From the entries below, extract every line that includes the word "price".

begin

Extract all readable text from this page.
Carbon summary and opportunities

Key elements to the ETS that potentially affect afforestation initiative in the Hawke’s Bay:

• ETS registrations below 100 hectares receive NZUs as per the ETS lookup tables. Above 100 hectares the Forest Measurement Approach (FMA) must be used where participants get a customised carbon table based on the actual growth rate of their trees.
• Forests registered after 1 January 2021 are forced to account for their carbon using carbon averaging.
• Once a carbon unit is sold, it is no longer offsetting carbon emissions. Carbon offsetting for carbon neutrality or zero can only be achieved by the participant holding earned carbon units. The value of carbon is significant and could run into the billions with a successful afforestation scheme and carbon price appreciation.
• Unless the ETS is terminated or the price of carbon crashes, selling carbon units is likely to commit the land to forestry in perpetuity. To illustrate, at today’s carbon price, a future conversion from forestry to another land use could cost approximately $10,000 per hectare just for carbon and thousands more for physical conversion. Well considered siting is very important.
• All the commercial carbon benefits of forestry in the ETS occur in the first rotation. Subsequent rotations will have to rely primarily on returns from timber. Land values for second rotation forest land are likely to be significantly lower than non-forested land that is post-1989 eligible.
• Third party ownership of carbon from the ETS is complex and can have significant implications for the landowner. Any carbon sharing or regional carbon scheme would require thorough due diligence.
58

end

* ANSWER TO THIS EXERCISE:
• Once a carbon unit is sold, it is no longer offsetting carbon emissions. Carbon offsetting for carbon neutrality or zero can only be achieved by the participant holding earned carbon units. The value of carbon is significant and could run into the billions with a successful afforestation scheme and carbon price appreciation.
• Unless the ETS is terminated or the price of carbon crashes, selling carbon units is likely to commit the land to forestry in perpetuity. To illustrate, at today’s carbon price, a future conversion from forestry to another land use could cost approximately $10,000 per hectare just for carbon and thousands more for physical conversion. Well considered siting is very important.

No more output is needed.